- Task directions
Search the data below for "といっていた"; list each line that holds it.

- Exercise inputs
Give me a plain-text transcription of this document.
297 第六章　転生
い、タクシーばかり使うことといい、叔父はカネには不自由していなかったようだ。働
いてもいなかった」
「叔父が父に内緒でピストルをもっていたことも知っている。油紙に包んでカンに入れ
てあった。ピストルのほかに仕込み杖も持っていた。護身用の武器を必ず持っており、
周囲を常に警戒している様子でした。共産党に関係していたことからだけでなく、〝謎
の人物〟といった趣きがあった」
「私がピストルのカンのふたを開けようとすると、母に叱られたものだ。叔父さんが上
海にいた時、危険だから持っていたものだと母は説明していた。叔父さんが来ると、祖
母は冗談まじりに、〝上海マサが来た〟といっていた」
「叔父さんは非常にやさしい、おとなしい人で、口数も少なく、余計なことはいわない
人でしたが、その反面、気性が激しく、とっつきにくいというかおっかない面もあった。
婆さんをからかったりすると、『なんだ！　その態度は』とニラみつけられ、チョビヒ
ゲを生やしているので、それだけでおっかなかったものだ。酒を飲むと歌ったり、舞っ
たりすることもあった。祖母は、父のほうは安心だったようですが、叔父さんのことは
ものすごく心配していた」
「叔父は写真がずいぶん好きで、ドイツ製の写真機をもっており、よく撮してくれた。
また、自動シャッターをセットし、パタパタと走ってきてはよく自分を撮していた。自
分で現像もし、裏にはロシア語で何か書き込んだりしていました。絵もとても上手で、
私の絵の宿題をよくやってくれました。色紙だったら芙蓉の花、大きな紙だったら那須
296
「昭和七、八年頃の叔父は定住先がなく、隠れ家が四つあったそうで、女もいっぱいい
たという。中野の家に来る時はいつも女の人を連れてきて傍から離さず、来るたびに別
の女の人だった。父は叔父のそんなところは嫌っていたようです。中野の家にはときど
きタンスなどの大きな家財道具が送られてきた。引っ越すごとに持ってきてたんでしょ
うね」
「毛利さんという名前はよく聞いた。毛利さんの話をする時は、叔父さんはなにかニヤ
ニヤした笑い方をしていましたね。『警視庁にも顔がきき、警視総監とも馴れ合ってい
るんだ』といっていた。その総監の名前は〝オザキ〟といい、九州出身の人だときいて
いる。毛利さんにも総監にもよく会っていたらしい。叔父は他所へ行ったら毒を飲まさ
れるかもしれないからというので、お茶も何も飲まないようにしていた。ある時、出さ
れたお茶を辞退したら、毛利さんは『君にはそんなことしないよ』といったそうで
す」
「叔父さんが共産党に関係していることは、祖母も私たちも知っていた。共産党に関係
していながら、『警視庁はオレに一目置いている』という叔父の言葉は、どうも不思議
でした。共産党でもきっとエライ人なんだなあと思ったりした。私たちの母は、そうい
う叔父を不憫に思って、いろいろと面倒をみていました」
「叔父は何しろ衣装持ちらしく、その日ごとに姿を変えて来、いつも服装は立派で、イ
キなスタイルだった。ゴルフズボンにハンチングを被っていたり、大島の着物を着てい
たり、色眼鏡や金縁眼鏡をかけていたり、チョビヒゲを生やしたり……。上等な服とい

- Task response
母は冗談まじりに、〝上海マサが来た〟といっていた」
るんだ』といっていた。その総監の名前は〝オザキ〟といい、九州出身の人だときいて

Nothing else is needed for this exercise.